* Exercise goal *
Go through the listing and pick out each line with the word "Country" in it.

* Data supplied *
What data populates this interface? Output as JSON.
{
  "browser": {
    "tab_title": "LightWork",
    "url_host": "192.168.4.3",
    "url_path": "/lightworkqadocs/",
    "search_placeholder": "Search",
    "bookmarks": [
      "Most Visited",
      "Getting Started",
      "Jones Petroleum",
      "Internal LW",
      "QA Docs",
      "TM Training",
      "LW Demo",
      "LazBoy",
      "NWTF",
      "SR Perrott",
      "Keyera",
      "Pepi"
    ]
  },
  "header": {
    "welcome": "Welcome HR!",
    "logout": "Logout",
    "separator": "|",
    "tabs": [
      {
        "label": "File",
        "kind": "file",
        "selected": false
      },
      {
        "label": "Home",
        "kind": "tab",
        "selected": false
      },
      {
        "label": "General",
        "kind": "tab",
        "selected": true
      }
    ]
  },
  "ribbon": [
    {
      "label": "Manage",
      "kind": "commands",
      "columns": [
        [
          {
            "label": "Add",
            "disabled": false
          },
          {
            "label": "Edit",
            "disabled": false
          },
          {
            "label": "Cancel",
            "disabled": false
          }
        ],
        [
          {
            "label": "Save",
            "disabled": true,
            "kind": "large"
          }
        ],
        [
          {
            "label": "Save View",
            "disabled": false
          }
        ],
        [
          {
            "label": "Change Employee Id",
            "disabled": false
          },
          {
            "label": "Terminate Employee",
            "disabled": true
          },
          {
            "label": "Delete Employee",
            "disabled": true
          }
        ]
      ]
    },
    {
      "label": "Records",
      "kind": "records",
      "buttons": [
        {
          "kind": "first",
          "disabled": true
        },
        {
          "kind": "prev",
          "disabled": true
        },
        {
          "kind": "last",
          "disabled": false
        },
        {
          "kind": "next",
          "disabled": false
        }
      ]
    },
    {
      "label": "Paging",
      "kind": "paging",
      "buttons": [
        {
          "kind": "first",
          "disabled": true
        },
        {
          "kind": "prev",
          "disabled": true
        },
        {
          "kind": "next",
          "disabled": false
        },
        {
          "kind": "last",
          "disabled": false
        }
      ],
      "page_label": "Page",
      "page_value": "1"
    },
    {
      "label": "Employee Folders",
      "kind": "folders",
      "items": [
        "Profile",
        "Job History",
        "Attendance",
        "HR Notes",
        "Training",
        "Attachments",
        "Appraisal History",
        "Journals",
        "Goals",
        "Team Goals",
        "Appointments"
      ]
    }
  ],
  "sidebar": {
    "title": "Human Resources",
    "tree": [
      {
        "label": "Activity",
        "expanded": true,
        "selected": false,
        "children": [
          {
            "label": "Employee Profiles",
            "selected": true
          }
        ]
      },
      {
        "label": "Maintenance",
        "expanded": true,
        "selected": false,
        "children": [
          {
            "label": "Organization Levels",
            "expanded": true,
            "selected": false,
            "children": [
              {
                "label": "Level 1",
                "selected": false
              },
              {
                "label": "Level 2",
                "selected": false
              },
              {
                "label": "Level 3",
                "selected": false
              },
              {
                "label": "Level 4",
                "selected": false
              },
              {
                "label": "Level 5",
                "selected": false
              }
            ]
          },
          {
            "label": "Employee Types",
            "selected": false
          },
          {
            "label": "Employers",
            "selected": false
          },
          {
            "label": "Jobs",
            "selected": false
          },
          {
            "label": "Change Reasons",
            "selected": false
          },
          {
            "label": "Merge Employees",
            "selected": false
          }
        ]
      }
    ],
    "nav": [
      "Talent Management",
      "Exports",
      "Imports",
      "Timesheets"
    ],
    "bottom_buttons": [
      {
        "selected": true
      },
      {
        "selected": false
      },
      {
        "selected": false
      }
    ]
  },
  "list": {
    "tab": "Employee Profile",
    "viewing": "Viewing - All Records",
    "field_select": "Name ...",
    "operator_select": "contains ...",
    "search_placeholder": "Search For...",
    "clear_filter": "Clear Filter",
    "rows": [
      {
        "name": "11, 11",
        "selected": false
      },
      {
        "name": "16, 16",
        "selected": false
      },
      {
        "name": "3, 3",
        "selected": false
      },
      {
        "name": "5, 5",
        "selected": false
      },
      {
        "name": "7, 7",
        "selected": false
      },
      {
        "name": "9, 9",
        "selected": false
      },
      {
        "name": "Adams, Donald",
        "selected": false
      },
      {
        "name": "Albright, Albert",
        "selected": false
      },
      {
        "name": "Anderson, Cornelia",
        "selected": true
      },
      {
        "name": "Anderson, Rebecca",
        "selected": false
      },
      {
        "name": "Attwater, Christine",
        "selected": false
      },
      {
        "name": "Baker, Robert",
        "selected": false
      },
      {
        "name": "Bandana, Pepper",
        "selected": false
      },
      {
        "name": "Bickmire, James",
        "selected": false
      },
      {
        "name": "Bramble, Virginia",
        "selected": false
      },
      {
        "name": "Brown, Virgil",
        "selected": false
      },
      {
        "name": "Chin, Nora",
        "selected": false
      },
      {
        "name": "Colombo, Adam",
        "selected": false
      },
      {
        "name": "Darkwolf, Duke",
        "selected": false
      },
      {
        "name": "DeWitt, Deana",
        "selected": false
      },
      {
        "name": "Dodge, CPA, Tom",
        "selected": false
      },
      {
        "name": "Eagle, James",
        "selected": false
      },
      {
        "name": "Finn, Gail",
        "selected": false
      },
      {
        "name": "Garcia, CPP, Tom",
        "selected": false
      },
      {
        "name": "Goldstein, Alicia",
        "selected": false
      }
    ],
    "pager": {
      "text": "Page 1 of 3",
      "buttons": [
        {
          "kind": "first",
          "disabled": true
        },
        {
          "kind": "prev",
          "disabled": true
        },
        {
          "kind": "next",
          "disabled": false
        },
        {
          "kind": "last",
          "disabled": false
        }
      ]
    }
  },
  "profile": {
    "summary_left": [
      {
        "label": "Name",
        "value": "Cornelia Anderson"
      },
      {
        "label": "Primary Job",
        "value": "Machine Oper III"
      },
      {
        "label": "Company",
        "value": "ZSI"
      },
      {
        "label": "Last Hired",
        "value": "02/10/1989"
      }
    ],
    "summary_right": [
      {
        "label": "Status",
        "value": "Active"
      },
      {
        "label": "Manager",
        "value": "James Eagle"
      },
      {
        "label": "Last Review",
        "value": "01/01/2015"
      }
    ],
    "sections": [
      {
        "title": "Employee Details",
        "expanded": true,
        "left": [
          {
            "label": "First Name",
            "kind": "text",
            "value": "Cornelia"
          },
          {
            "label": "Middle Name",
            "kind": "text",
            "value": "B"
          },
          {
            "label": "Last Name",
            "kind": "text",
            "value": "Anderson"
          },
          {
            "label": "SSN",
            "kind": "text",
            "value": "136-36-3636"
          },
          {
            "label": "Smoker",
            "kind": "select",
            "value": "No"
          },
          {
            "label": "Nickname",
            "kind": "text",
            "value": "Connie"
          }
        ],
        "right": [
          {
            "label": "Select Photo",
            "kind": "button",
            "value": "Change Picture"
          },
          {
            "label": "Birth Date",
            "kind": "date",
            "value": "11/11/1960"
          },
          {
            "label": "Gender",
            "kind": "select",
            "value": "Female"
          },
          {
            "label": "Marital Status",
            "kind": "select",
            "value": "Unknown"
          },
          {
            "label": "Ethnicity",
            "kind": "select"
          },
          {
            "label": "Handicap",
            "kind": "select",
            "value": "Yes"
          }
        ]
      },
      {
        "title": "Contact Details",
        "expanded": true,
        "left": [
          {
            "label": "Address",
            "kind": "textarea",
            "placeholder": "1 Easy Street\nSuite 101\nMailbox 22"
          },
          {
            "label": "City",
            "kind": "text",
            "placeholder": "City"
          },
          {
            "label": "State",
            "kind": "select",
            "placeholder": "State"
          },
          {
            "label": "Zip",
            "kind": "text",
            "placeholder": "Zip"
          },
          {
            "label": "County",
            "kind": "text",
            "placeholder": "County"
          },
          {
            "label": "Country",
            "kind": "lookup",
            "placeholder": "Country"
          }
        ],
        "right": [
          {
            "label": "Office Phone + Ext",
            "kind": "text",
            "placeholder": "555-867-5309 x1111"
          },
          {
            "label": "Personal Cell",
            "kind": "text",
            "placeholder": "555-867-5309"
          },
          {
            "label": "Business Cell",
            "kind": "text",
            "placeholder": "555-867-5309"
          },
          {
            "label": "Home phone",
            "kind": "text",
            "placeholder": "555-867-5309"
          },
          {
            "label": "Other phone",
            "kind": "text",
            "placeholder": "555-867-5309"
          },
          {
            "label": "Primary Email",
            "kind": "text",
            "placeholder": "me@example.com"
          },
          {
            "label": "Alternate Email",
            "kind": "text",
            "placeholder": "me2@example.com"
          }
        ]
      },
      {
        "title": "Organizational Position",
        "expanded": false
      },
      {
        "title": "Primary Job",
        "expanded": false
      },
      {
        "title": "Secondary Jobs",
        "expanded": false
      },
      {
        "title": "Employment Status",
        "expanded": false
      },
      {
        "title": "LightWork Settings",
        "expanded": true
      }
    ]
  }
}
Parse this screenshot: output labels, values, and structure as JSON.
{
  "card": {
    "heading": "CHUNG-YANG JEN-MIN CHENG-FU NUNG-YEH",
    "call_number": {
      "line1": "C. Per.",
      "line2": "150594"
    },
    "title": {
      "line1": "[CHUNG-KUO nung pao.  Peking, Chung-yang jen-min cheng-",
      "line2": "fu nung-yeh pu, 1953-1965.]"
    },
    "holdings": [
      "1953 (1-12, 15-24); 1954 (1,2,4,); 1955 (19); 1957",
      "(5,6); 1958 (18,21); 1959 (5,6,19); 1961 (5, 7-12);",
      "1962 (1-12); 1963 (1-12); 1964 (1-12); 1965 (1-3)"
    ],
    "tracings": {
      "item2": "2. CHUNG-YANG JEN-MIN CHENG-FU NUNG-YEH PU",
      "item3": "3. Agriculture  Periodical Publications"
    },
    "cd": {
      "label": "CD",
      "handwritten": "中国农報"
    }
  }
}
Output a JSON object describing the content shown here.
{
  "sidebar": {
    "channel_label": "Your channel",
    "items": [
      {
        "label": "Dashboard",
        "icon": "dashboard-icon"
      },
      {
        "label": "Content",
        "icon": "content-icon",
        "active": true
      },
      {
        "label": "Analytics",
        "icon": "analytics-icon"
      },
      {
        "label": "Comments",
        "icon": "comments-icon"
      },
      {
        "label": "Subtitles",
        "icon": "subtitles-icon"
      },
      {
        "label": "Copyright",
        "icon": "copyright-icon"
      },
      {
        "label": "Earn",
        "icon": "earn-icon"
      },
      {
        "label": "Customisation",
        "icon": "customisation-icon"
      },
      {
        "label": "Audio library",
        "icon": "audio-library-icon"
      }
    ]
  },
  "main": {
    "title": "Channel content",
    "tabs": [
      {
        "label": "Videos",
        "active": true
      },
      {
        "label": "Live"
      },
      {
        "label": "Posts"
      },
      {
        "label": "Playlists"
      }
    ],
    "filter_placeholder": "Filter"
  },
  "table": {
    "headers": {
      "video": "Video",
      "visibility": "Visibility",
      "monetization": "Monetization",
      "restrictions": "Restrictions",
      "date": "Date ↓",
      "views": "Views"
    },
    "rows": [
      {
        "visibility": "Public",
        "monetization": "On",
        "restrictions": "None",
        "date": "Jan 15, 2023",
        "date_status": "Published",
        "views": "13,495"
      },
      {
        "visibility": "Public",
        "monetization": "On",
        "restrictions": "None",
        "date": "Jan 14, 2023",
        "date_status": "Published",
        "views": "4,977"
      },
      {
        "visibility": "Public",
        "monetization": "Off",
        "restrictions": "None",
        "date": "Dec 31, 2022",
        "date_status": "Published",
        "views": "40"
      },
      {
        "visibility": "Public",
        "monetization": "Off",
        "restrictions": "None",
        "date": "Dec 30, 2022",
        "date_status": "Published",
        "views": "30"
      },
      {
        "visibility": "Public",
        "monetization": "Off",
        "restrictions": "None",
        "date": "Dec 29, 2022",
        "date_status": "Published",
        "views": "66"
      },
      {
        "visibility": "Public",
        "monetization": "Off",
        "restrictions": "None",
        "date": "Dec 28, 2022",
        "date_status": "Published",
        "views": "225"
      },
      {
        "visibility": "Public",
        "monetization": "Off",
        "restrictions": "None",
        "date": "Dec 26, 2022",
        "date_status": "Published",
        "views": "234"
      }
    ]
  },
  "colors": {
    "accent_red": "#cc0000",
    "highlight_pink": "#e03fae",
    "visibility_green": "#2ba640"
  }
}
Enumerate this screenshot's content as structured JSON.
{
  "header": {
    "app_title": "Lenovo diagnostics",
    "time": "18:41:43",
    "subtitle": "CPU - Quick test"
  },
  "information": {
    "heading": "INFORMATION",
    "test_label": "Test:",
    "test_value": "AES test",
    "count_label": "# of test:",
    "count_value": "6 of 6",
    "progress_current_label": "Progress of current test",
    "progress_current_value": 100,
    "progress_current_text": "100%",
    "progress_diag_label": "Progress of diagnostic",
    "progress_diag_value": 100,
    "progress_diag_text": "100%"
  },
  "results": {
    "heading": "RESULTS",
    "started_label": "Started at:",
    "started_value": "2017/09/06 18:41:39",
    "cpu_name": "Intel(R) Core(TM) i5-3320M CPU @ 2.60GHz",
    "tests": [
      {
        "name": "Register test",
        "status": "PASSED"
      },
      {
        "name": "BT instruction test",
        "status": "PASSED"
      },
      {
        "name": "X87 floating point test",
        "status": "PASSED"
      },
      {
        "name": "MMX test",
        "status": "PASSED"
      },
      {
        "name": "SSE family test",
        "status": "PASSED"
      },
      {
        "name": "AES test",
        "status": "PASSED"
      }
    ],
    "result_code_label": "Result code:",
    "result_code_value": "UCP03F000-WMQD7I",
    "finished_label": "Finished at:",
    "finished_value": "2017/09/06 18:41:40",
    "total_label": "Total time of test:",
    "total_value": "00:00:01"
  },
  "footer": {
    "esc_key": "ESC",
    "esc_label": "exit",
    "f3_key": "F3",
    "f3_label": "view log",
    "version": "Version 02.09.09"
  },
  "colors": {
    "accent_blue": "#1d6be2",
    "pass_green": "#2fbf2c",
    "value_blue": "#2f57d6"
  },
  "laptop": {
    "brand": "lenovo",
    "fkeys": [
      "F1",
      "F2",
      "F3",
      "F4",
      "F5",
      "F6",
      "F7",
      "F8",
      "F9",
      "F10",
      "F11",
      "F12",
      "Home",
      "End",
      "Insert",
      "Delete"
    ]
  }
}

* Result of this exercise *
            "label": "Country",
            "placeholder": "Country"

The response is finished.